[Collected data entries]

========

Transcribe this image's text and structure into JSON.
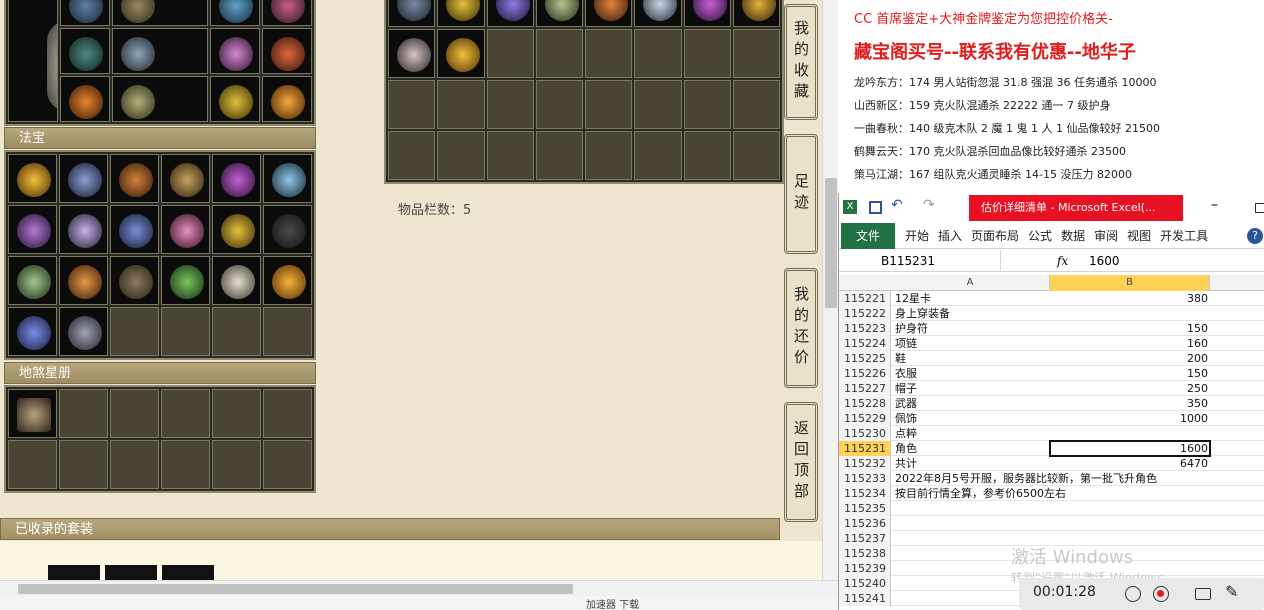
{
  "game": {
    "fabao_header": "法宝",
    "dishastar_header": "地煞星册",
    "suits_header": "已收录的套装",
    "item_count_label": "物品栏数：5",
    "side_tabs": [
      {
        "id": "my-collection",
        "label": "我的收藏"
      },
      {
        "id": "footprint",
        "label": "足迹"
      },
      {
        "id": "my-counter-offer",
        "label": "我的还价"
      },
      {
        "id": "back-to-top",
        "label": "返回顶部"
      }
    ],
    "status_bar": "加速器   下载"
  },
  "notes": {
    "line_top": "CC 首席鉴定+大神金牌鉴定为您把控价格关-",
    "line_big": "藏宝阁买号--联系我有优惠--地华子",
    "listings": [
      "龙吟东方：174 男人站街忽混 31.8 强混 36 任务通杀 10000",
      "山西新区：159 克火队混通杀 22222 通一 7 级护身",
      "一曲春秋：140 级克木队 2 魔 1 鬼 1 人 1 仙品像较好 21500",
      "鹤舞云天：170 克火队混杀回血品像比较好通杀 23500",
      "策马江湖：167 组队克火通灵睡杀 14-15 没压力 82000"
    ]
  },
  "excel": {
    "title": "估价详细清单 - Microsoft Excel(...",
    "file_tab": "文件",
    "ribbon_tabs": [
      "开始",
      "插入",
      "页面布局",
      "公式",
      "数据",
      "审阅",
      "视图",
      "开发工具"
    ],
    "name_box": "B115231",
    "fx_label": "fx",
    "formula_value": "1600",
    "col_a": "A",
    "col_b": "B",
    "rows": [
      {
        "n": "115221",
        "a": "12星卡",
        "b": "380"
      },
      {
        "n": "115222",
        "a": "身上穿装备",
        "b": ""
      },
      {
        "n": "115223",
        "a": "护身符",
        "b": "150"
      },
      {
        "n": "115224",
        "a": "项链",
        "b": "160"
      },
      {
        "n": "115225",
        "a": "鞋",
        "b": "200"
      },
      {
        "n": "115226",
        "a": "衣服",
        "b": "150"
      },
      {
        "n": "115227",
        "a": "帽子",
        "b": "250"
      },
      {
        "n": "115228",
        "a": "武器",
        "b": "350"
      },
      {
        "n": "115229",
        "a": "佩饰",
        "b": "1000"
      },
      {
        "n": "115230",
        "a": "点粹",
        "b": ""
      },
      {
        "n": "115231",
        "a": "角色",
        "b": "1600"
      },
      {
        "n": "115232",
        "a": "共计",
        "b": "6470"
      },
      {
        "n": "115233",
        "a": "2022年8月5号开服，服务器比较新，第一批飞升角色",
        "b": ""
      },
      {
        "n": "115234",
        "a": "按目前行情全算，参考价6500左右",
        "b": ""
      },
      {
        "n": "115235",
        "a": "",
        "b": ""
      },
      {
        "n": "115236",
        "a": "",
        "b": ""
      },
      {
        "n": "115237",
        "a": "",
        "b": ""
      },
      {
        "n": "115238",
        "a": "",
        "b": ""
      },
      {
        "n": "115239",
        "a": "",
        "b": ""
      },
      {
        "n": "115240",
        "a": "",
        "b": ""
      },
      {
        "n": "115241",
        "a": "",
        "b": ""
      }
    ],
    "active_row": "115231",
    "watermark_title": "激活 Windows",
    "watermark_sub": "转到\"设置\"以激活 Windows。"
  },
  "recorder": {
    "time": "00:01:28"
  },
  "colors": {
    "excel_green": "#217346",
    "title_red": "#e81123",
    "note_red": "#e21b1b",
    "selected_header": "#ffd257"
  }
}
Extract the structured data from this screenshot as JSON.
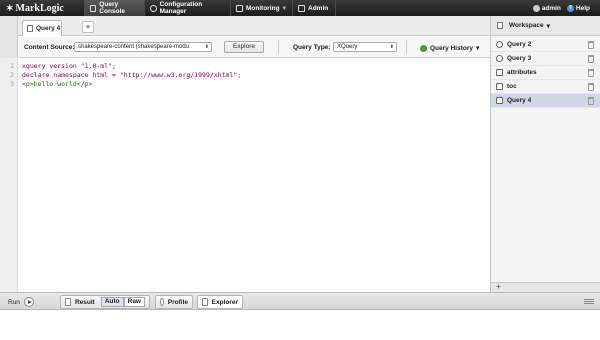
{
  "brand": {
    "name": "MarkLogic",
    "mark": "✶"
  },
  "nav": {
    "tabs": [
      {
        "label": "Query Console",
        "icon": "console-icon",
        "active": true
      },
      {
        "label": "Configuration Manager",
        "icon": "gear-icon",
        "active": false
      },
      {
        "label": "Monitoring",
        "icon": "monitor-icon",
        "active": false
      },
      {
        "label": "Admin",
        "icon": "admin-icon",
        "active": false
      }
    ],
    "user": "admin",
    "help": "Help"
  },
  "query_tabs": {
    "active": "Query 4",
    "add": "+"
  },
  "controls": {
    "content_source_label": "Content Source:",
    "content_source_value": "shakespeare-content (shakespeare-modu",
    "explore_label": "Explore",
    "query_type_label": "Query Type:",
    "query_type_value": "XQuery",
    "history_label": "Query History"
  },
  "editor": {
    "lines": [
      {
        "num": "1",
        "text": "xquery version \"1.0-ml\";"
      },
      {
        "num": "2",
        "text": "declare namespace html = \"http://www.w3.org/1999/xhtml\";"
      },
      {
        "num": "3",
        "text": "<p>hello world</p>"
      }
    ]
  },
  "workspace": {
    "title": "Workspace",
    "items": [
      {
        "label": "Query 2",
        "icon": "query-icon",
        "selected": false
      },
      {
        "label": "Query 3",
        "icon": "query-icon",
        "selected": false
      },
      {
        "label": "attributes",
        "icon": "document-icon",
        "selected": false
      },
      {
        "label": "toc",
        "icon": "document-icon",
        "selected": false
      },
      {
        "label": "Query 4",
        "icon": "document-icon",
        "selected": true
      }
    ],
    "add": "+"
  },
  "bottom": {
    "run": "Run",
    "result": "Result",
    "auto": "Auto",
    "raw": "Raw",
    "profile": "Profile",
    "explorer": "Explorer"
  }
}
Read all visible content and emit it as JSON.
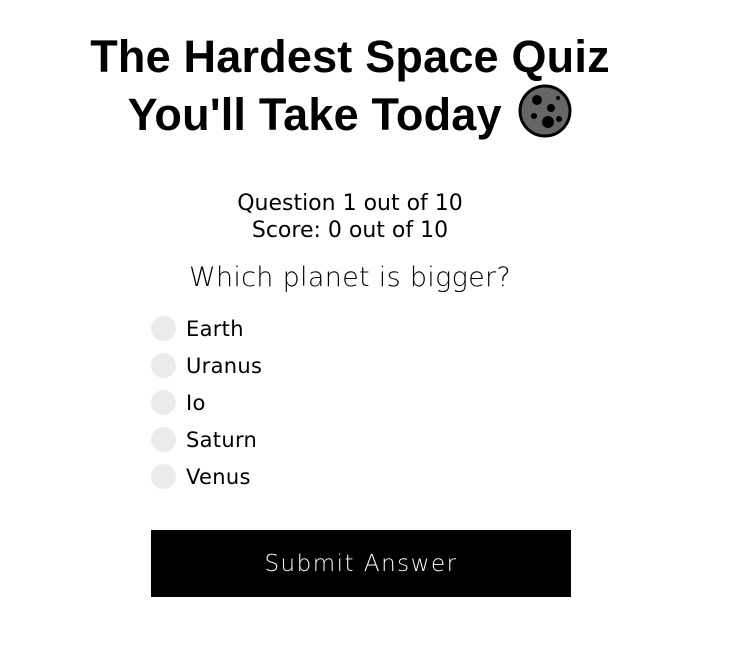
{
  "header": {
    "title_line1": "The Hardest Space Quiz",
    "title_line2": "You'll Take Today",
    "moon_icon": "moon-icon"
  },
  "progress": {
    "question_text": "Question 1 out of 10",
    "score_text": "Score: 0 out of 10"
  },
  "quiz": {
    "question": "Which planet is bigger?",
    "options": [
      {
        "label": "Earth"
      },
      {
        "label": "Uranus"
      },
      {
        "label": "Io"
      },
      {
        "label": "Saturn"
      },
      {
        "label": "Venus"
      }
    ]
  },
  "submit": {
    "label": "Submit Answer"
  },
  "colors": {
    "button_bg": "#000000",
    "button_text": "#ffffff",
    "radio_bg": "#ebebeb"
  }
}
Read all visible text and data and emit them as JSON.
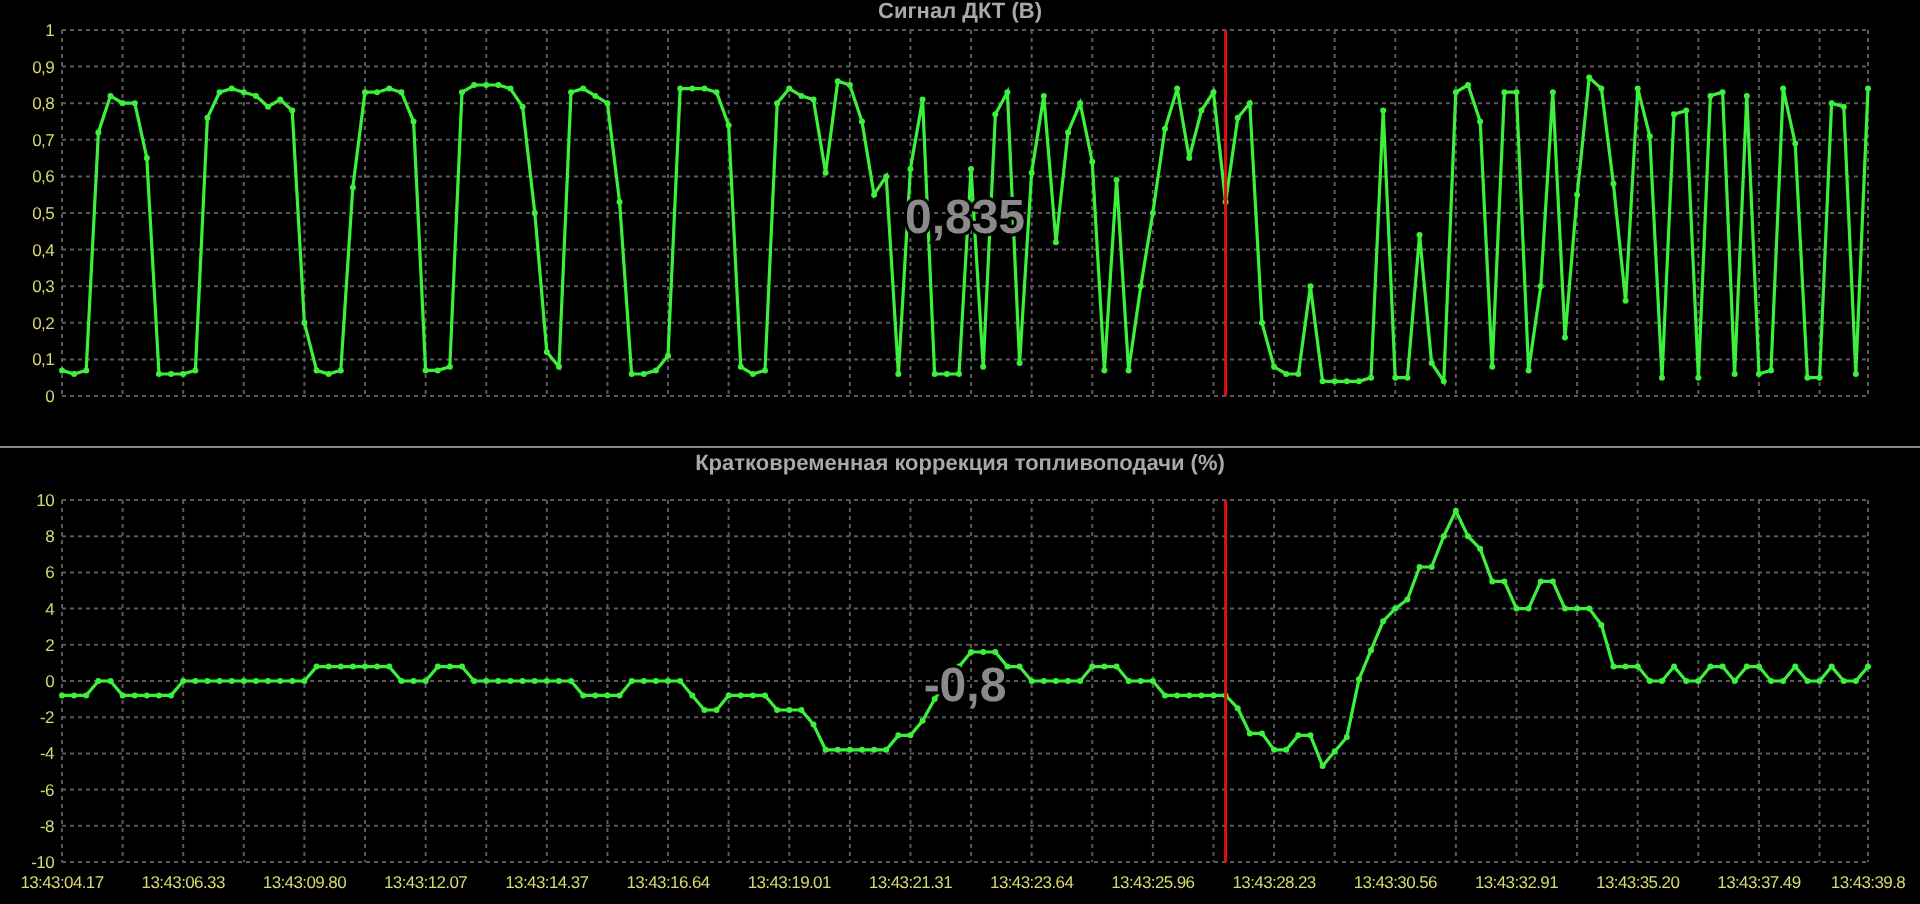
{
  "panels": [
    {
      "readout": "0,835",
      "chart_data": {
        "type": "line",
        "title": "Сигнал ДКТ (В)",
        "grid": true,
        "ylim": [
          0,
          1
        ],
        "yticks": [
          {
            "value": 0,
            "label": "0"
          },
          {
            "value": 0.1,
            "label": "0,1"
          },
          {
            "value": 0.2,
            "label": "0,2"
          },
          {
            "value": 0.3,
            "label": "0,3"
          },
          {
            "value": 0.4,
            "label": "0,4"
          },
          {
            "value": 0.5,
            "label": "0,5"
          },
          {
            "value": 0.6,
            "label": "0,6"
          },
          {
            "value": 0.7,
            "label": "0,7"
          },
          {
            "value": 0.8,
            "label": "0,8"
          },
          {
            "value": 0.9,
            "label": "0,9"
          },
          {
            "value": 1,
            "label": "1"
          }
        ],
        "series": [
          {
            "color": "#3cf03c",
            "marker": "circle",
            "values": [
              0.07,
              0.06,
              0.07,
              0.72,
              0.82,
              0.8,
              0.8,
              0.65,
              0.06,
              0.06,
              0.06,
              0.07,
              0.76,
              0.83,
              0.84,
              0.83,
              0.82,
              0.79,
              0.81,
              0.78,
              0.2,
              0.07,
              0.06,
              0.07,
              0.57,
              0.83,
              0.83,
              0.84,
              0.83,
              0.75,
              0.07,
              0.07,
              0.08,
              0.83,
              0.85,
              0.85,
              0.85,
              0.84,
              0.79,
              0.5,
              0.12,
              0.08,
              0.83,
              0.84,
              0.82,
              0.8,
              0.53,
              0.06,
              0.06,
              0.07,
              0.11,
              0.84,
              0.84,
              0.84,
              0.83,
              0.74,
              0.08,
              0.06,
              0.07,
              0.8,
              0.84,
              0.82,
              0.81,
              0.61,
              0.86,
              0.85,
              0.75,
              0.55,
              0.6,
              0.06,
              0.62,
              0.81,
              0.06,
              0.06,
              0.06,
              0.62,
              0.08,
              0.77,
              0.83,
              0.09,
              0.61,
              0.82,
              0.42,
              0.72,
              0.8,
              0.64,
              0.07,
              0.59,
              0.07,
              0.3,
              0.5,
              0.73,
              0.84,
              0.65,
              0.78,
              0.83,
              0.53,
              0.76,
              0.8,
              0.2,
              0.08,
              0.06,
              0.06,
              0.3,
              0.04,
              0.04,
              0.04,
              0.04,
              0.05,
              0.78,
              0.05,
              0.05,
              0.44,
              0.09,
              0.04,
              0.83,
              0.85,
              0.75,
              0.08,
              0.83,
              0.83,
              0.07,
              0.3,
              0.83,
              0.16,
              0.55,
              0.87,
              0.84,
              0.58,
              0.26,
              0.84,
              0.71,
              0.05,
              0.77,
              0.78,
              0.05,
              0.82,
              0.83,
              0.06,
              0.82,
              0.06,
              0.07,
              0.84,
              0.69,
              0.05,
              0.05,
              0.8,
              0.79,
              0.06,
              0.84
            ]
          }
        ]
      }
    },
    {
      "readout": "-0,8",
      "chart_data": {
        "type": "line",
        "title": "Кратковременная коррекция топливоподачи  (%)",
        "grid": true,
        "ylim": [
          -10,
          10
        ],
        "categories": [
          "13:43:04.17",
          null,
          null,
          null,
          null,
          null,
          null,
          null,
          null,
          null,
          "13:43:06.33",
          null,
          null,
          null,
          null,
          null,
          null,
          null,
          null,
          null,
          "13:43:09.80",
          null,
          null,
          null,
          null,
          null,
          null,
          null,
          null,
          null,
          "13:43:12.07",
          null,
          null,
          null,
          null,
          null,
          null,
          null,
          null,
          null,
          "13:43:14.37",
          null,
          null,
          null,
          null,
          null,
          null,
          null,
          null,
          null,
          "13:43:16.64",
          null,
          null,
          null,
          null,
          null,
          null,
          null,
          null,
          null,
          "13:43:19.01",
          null,
          null,
          null,
          null,
          null,
          null,
          null,
          null,
          null,
          "13:43:21.31",
          null,
          null,
          null,
          null,
          null,
          null,
          null,
          null,
          null,
          "13:43:23.64",
          null,
          null,
          null,
          null,
          null,
          null,
          null,
          null,
          null,
          "13:43:25.96",
          null,
          null,
          null,
          null,
          null,
          null,
          null,
          null,
          null,
          "13:43:28.23",
          null,
          null,
          null,
          null,
          null,
          null,
          null,
          null,
          null,
          "13:43:30.56",
          null,
          null,
          null,
          null,
          null,
          null,
          null,
          null,
          null,
          "13:43:32.91",
          null,
          null,
          null,
          null,
          null,
          null,
          null,
          null,
          null,
          "13:43:35.20",
          null,
          null,
          null,
          null,
          null,
          null,
          null,
          null,
          null,
          "13:43:37.49",
          null,
          null,
          null,
          null,
          null,
          null,
          null,
          null,
          "13:43:39.8"
        ],
        "yticks": [
          10,
          8,
          6,
          4,
          2,
          0,
          -2,
          -4,
          -6,
          -8,
          -10
        ],
        "series": [
          {
            "color": "#3cf03c",
            "marker": "circle",
            "values": [
              -0.8,
              -0.8,
              -0.8,
              0,
              0,
              -0.8,
              -0.8,
              -0.8,
              -0.8,
              -0.8,
              0,
              0,
              0,
              0,
              0,
              0,
              0,
              0,
              0,
              0,
              0,
              0.8,
              0.8,
              0.8,
              0.8,
              0.8,
              0.8,
              0.8,
              0,
              0,
              0,
              0.8,
              0.8,
              0.8,
              0,
              0,
              0,
              0,
              0,
              0,
              0,
              0,
              0,
              -0.8,
              -0.8,
              -0.8,
              -0.8,
              0,
              0,
              0,
              0,
              0,
              -0.8,
              -1.6,
              -1.6,
              -0.8,
              -0.8,
              -0.8,
              -0.8,
              -1.6,
              -1.6,
              -1.6,
              -2.4,
              -3.8,
              -3.8,
              -3.8,
              -3.8,
              -3.8,
              -3.8,
              -3,
              -3,
              -2.2,
              -1,
              0,
              0.8,
              1.6,
              1.6,
              1.6,
              0.8,
              0.8,
              0,
              0,
              0,
              0,
              0,
              0.8,
              0.8,
              0.8,
              0,
              0,
              0,
              -0.8,
              -0.8,
              -0.8,
              -0.8,
              -0.8,
              -0.8,
              -1.5,
              -2.9,
              -2.9,
              -3.8,
              -3.8,
              -3,
              -3,
              -4.7,
              -3.9,
              -3.1,
              0.1,
              1.7,
              3.3,
              4,
              4.5,
              6.3,
              6.3,
              8,
              9.4,
              8,
              7.3,
              5.5,
              5.5,
              4,
              4,
              5.5,
              5.5,
              4,
              4,
              4,
              3.1,
              0.8,
              0.8,
              0.8,
              0,
              0,
              0.8,
              0,
              0,
              0.8,
              0.8,
              0,
              0.8,
              0.8,
              0,
              0,
              0.8,
              0,
              0,
              0.8,
              0,
              0,
              0.8
            ]
          }
        ]
      }
    }
  ]
}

========

• _Directive_: Leave out every line without the string "true" and copy the rest.

• _Full output_:
        "active": true
        "selected": true
        "grid": true,
        "grid": true,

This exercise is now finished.